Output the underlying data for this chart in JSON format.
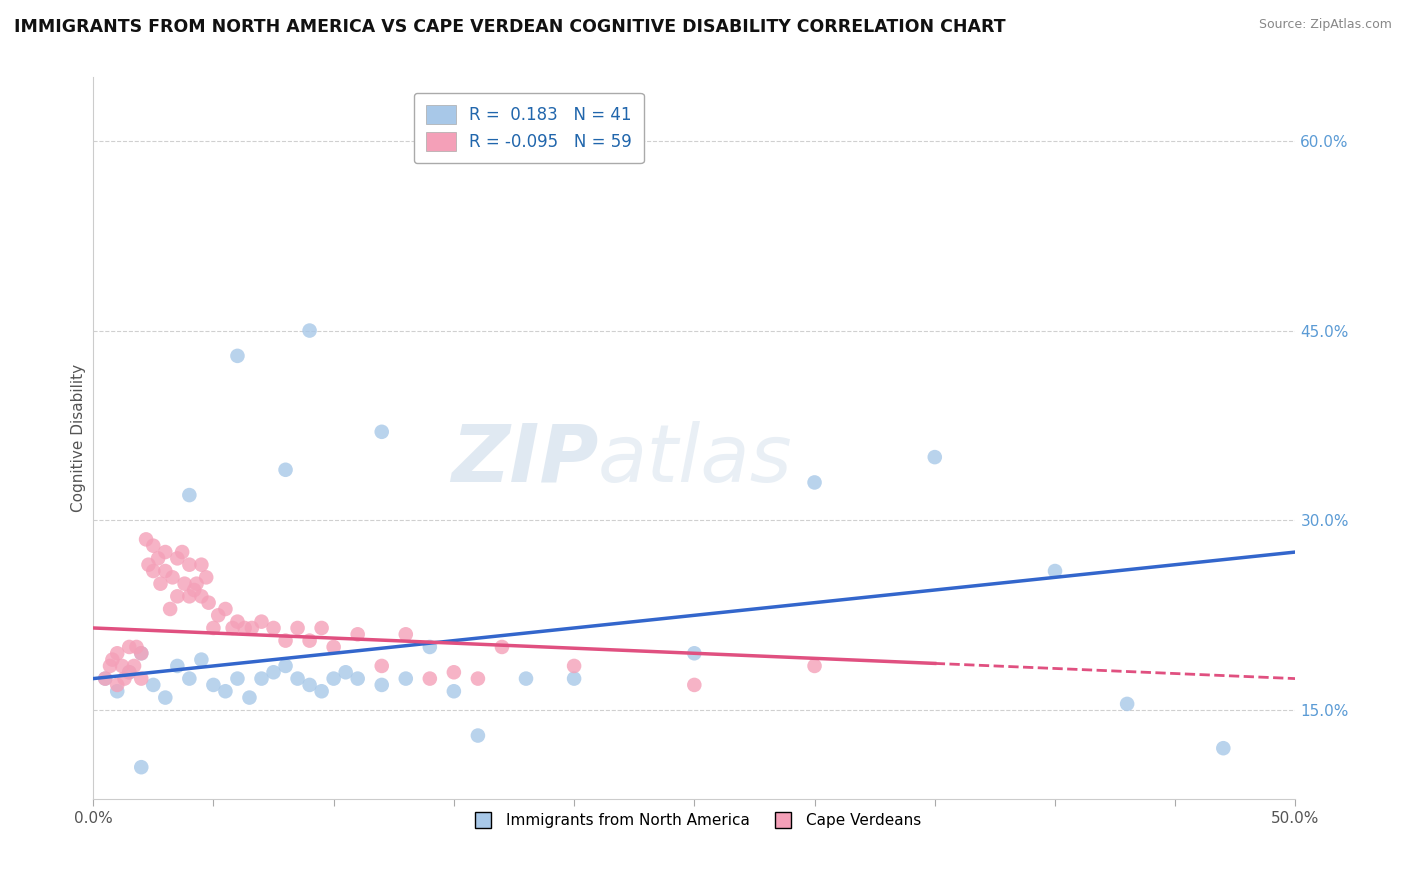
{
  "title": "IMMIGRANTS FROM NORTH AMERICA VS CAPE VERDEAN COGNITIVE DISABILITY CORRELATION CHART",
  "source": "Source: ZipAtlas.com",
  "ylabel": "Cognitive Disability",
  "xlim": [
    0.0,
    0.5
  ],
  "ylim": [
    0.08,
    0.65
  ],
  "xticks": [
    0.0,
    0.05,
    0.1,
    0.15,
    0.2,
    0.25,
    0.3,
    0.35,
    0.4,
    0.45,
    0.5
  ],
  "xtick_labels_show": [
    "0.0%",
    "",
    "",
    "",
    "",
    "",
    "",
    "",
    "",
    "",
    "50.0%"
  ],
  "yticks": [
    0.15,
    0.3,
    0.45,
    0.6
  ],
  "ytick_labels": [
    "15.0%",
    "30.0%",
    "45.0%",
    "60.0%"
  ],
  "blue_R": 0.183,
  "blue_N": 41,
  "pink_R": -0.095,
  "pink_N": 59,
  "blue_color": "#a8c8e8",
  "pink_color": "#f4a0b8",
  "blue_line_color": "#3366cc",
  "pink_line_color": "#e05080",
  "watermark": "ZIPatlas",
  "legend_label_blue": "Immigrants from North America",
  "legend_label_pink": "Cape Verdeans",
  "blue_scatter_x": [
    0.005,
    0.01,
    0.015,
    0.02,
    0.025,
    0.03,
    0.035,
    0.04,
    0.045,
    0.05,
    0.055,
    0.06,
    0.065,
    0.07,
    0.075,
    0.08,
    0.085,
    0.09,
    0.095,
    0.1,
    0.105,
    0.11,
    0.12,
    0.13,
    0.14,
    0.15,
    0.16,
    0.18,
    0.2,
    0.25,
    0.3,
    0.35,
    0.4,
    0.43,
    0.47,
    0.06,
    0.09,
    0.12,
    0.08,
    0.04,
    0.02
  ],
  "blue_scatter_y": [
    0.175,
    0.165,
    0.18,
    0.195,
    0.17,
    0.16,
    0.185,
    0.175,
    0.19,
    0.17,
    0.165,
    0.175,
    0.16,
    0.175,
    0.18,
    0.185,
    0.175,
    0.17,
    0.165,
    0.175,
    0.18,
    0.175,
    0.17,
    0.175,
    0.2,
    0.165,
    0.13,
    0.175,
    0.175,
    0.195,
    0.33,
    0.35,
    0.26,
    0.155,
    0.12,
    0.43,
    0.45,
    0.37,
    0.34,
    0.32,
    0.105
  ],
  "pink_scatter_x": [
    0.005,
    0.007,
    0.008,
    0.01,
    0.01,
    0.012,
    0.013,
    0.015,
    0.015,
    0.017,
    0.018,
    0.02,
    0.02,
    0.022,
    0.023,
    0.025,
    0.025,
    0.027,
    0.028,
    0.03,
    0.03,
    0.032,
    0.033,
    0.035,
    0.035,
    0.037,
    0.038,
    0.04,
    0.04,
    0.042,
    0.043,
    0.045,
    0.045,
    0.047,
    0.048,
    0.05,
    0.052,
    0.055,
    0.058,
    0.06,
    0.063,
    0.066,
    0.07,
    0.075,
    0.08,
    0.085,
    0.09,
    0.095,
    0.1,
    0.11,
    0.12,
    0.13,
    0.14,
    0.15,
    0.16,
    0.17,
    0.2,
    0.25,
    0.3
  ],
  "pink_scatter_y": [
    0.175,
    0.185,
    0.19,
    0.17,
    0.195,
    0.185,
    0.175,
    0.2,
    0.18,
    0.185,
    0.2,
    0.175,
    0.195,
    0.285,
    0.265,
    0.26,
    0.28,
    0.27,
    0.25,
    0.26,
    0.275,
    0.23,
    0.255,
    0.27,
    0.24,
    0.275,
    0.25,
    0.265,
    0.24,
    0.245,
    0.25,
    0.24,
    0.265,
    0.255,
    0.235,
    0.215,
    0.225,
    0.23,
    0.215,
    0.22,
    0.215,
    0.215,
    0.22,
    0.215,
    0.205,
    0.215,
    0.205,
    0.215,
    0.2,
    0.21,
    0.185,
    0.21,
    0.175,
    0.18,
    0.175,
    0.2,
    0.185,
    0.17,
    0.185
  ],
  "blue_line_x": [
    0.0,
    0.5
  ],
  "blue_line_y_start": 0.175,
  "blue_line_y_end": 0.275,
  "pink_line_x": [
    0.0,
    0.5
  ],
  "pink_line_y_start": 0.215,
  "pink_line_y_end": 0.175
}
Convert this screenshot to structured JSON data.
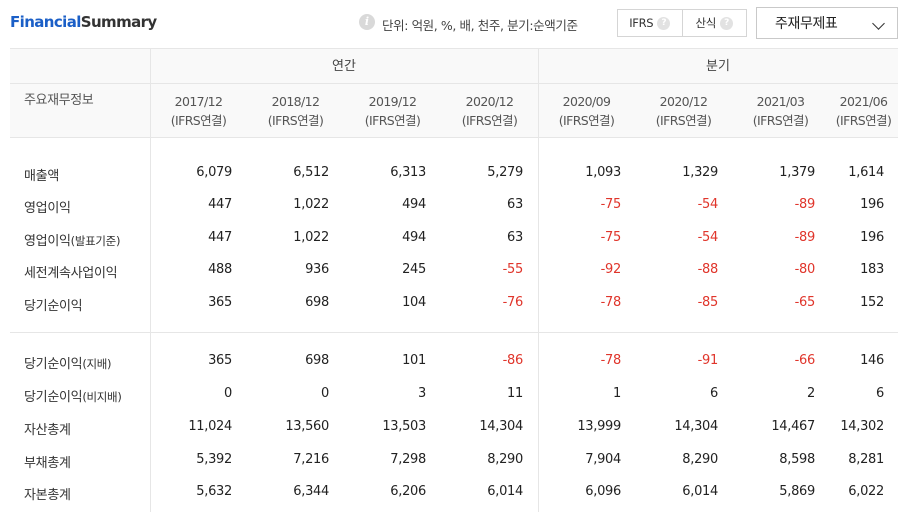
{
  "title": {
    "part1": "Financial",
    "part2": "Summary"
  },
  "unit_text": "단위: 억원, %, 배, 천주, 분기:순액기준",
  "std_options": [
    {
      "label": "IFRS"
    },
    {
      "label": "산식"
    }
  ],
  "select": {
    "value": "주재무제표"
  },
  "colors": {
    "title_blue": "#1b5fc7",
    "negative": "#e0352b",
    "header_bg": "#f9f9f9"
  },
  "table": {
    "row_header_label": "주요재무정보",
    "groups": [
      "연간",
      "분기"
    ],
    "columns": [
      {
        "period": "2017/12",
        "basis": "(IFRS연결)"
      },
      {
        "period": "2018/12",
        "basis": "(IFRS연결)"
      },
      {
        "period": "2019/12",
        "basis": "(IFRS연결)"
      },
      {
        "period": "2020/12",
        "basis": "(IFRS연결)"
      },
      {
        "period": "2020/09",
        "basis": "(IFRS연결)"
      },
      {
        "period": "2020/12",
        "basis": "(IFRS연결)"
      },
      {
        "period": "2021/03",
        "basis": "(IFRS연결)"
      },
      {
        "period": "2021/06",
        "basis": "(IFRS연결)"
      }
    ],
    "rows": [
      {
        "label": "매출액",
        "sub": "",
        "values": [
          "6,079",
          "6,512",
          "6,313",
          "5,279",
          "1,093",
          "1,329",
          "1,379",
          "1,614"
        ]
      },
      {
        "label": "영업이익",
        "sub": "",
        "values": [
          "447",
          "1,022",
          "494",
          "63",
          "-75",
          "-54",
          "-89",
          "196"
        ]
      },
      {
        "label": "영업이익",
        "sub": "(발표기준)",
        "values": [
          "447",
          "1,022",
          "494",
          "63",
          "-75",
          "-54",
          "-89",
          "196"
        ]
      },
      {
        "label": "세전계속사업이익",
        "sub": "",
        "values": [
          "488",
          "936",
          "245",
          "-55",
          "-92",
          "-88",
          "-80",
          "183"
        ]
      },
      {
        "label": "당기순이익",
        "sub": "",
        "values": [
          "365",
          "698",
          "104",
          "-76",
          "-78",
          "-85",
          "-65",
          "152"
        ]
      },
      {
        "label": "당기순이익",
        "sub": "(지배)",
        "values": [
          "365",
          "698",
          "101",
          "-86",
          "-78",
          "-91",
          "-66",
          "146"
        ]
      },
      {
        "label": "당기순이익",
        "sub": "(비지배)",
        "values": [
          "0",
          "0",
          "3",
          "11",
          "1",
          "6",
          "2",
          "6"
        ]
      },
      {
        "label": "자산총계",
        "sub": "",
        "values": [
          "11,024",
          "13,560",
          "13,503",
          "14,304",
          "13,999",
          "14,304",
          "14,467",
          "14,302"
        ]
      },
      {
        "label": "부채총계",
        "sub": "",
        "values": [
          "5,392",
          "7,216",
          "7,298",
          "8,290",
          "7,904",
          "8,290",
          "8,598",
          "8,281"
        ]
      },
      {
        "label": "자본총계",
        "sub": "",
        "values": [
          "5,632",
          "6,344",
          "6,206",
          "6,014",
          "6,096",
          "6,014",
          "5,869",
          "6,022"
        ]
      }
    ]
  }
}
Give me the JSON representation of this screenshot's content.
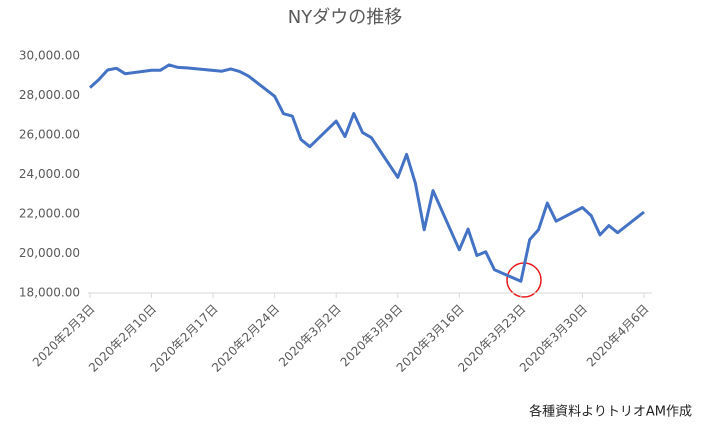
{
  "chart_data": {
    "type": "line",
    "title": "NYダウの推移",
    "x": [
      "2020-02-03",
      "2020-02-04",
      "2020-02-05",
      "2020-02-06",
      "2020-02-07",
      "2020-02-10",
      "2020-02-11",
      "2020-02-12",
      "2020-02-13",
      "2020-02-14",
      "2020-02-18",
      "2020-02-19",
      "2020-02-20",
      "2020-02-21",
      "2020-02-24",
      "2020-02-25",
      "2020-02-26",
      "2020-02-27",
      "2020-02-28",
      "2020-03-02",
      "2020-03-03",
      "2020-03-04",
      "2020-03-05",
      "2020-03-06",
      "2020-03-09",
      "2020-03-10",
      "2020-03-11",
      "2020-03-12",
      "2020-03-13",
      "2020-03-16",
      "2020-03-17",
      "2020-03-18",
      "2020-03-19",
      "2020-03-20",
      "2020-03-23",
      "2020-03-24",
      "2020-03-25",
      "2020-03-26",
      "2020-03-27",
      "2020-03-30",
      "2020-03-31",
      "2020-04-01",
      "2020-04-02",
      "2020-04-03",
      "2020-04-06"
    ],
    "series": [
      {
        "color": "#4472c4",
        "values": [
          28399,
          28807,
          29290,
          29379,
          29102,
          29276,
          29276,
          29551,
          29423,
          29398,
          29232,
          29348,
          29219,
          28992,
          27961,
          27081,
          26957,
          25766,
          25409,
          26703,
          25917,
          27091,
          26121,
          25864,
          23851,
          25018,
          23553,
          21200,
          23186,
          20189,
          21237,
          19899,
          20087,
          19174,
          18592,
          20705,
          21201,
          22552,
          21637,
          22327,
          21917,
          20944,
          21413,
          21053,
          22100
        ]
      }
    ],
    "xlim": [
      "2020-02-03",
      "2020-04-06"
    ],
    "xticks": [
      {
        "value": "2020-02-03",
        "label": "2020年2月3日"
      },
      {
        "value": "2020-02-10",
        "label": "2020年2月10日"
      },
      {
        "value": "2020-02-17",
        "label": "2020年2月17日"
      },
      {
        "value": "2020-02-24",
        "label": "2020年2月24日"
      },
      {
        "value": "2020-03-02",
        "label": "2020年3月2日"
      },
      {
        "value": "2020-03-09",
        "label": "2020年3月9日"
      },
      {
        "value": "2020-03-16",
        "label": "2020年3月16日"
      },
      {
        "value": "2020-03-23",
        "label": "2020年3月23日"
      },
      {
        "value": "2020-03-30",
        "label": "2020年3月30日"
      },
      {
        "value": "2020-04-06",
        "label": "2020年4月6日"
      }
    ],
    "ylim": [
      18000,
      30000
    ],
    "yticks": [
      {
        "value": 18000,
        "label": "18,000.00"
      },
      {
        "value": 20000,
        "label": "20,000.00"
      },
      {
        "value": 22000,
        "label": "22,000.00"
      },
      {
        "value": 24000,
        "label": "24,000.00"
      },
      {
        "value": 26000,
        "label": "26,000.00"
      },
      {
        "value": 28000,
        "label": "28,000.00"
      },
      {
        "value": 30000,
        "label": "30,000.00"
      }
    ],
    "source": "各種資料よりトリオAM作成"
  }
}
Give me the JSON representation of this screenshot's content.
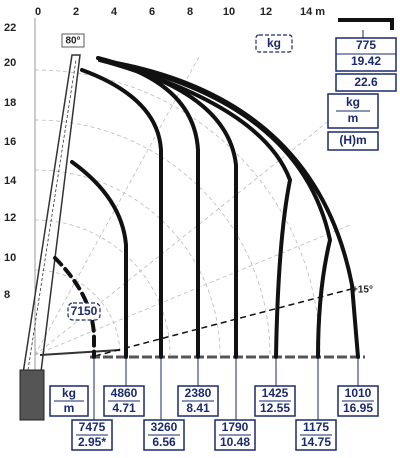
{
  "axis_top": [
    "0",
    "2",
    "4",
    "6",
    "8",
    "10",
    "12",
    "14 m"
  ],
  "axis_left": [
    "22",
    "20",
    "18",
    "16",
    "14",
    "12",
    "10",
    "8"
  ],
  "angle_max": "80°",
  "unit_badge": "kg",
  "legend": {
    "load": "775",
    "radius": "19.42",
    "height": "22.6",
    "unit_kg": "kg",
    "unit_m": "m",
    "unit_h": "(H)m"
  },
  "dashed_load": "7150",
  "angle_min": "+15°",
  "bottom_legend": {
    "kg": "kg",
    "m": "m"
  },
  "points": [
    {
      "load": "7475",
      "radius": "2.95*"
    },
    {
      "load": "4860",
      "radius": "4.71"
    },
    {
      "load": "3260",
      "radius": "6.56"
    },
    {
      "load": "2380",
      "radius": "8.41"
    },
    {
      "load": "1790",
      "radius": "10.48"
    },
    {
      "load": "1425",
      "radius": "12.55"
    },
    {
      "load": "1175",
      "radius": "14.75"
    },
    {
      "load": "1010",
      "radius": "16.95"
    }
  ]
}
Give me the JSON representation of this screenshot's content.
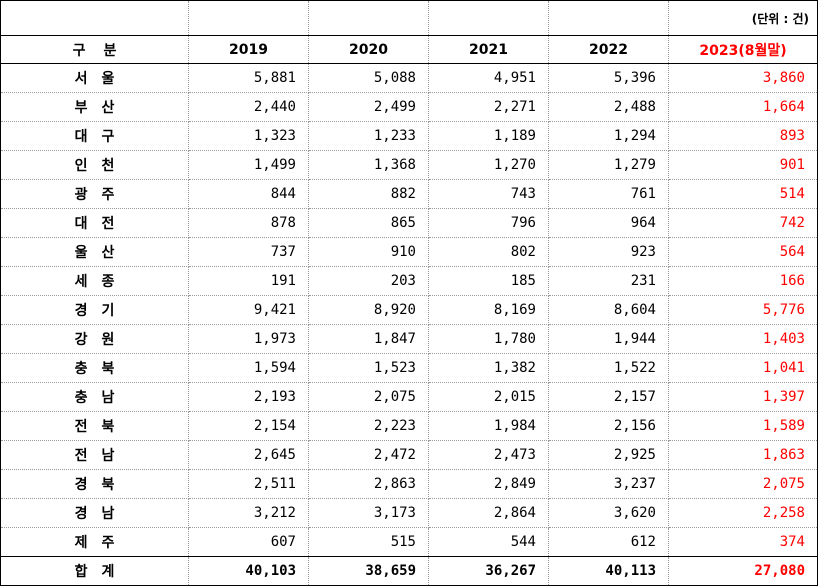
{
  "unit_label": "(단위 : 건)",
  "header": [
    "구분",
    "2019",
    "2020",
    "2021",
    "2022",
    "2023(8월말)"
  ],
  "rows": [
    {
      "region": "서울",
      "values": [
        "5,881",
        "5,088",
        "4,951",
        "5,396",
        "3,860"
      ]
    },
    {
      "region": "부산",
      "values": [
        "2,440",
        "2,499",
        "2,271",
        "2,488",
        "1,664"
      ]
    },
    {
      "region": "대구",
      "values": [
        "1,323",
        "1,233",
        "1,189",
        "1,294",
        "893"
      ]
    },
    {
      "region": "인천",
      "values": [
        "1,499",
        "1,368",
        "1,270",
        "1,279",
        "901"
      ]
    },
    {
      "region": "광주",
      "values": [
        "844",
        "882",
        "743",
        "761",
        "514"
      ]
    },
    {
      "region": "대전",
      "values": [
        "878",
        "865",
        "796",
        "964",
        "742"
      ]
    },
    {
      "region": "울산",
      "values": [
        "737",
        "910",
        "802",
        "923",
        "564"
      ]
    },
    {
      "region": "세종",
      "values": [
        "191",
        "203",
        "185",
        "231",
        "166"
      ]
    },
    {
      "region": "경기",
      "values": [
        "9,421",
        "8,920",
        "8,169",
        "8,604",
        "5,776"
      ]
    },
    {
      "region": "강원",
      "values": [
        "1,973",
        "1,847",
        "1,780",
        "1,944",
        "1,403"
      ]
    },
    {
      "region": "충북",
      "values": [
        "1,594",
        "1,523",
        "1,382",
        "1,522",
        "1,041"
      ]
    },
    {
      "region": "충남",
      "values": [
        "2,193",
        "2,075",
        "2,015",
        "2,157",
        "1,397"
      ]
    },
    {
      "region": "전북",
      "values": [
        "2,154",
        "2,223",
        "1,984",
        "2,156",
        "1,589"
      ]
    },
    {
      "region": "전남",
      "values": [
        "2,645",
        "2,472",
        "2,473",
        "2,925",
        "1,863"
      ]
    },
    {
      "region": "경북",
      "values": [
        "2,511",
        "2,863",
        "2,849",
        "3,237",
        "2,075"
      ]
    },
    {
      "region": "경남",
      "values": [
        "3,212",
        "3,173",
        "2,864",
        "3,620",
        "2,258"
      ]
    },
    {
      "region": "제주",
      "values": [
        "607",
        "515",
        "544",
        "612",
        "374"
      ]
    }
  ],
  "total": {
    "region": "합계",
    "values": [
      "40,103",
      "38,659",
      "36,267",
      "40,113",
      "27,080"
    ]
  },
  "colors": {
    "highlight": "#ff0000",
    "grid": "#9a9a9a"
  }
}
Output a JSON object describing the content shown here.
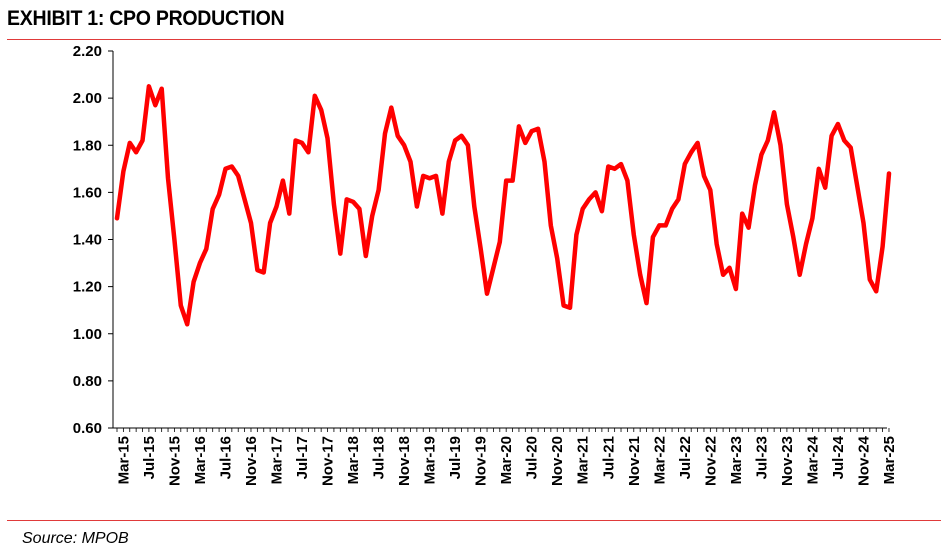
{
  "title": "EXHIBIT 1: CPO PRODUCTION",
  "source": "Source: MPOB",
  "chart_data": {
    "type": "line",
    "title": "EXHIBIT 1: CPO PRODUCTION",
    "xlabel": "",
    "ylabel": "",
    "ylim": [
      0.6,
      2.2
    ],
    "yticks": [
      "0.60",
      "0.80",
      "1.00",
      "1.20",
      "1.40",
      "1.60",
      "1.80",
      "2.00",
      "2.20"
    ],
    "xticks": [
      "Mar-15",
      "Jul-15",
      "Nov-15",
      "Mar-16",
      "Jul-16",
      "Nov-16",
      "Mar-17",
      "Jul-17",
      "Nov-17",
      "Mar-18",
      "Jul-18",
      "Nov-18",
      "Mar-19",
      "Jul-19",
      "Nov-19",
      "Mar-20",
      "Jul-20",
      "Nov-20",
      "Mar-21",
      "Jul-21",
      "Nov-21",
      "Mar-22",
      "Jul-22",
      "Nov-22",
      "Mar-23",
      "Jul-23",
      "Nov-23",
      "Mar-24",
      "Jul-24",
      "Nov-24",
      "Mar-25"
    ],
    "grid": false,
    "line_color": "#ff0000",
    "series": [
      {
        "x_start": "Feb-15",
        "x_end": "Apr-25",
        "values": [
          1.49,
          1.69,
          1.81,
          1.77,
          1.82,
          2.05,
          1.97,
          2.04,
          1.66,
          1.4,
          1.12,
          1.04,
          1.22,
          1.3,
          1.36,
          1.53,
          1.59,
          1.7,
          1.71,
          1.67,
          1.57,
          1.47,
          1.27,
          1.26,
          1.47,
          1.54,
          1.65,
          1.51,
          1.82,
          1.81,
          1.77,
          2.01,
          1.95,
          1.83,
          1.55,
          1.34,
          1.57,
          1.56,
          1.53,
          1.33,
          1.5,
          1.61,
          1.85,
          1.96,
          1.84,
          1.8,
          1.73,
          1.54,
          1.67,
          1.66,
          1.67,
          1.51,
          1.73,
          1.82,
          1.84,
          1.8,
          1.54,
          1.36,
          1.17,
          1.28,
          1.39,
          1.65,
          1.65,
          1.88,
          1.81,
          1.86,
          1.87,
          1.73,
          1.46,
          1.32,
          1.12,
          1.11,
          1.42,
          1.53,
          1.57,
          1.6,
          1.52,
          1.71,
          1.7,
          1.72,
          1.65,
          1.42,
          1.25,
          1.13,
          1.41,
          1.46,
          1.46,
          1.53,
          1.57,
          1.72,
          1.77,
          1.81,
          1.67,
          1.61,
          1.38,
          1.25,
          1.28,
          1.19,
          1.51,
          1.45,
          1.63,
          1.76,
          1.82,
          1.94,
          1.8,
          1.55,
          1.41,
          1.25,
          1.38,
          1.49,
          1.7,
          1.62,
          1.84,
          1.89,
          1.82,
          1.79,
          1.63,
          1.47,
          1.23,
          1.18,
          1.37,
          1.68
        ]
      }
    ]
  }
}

○ ○ ○ ○ ○ ○ ○

### TASK DETAILS
Select and copy each line from the data that includes the word "PRODUCTION".

### ANSWER TO THE EXERCISE
  "title": "EXHIBIT 1: CPO PRODUCTION",
    "title": "EXHIBIT 1: CPO PRODUCTION",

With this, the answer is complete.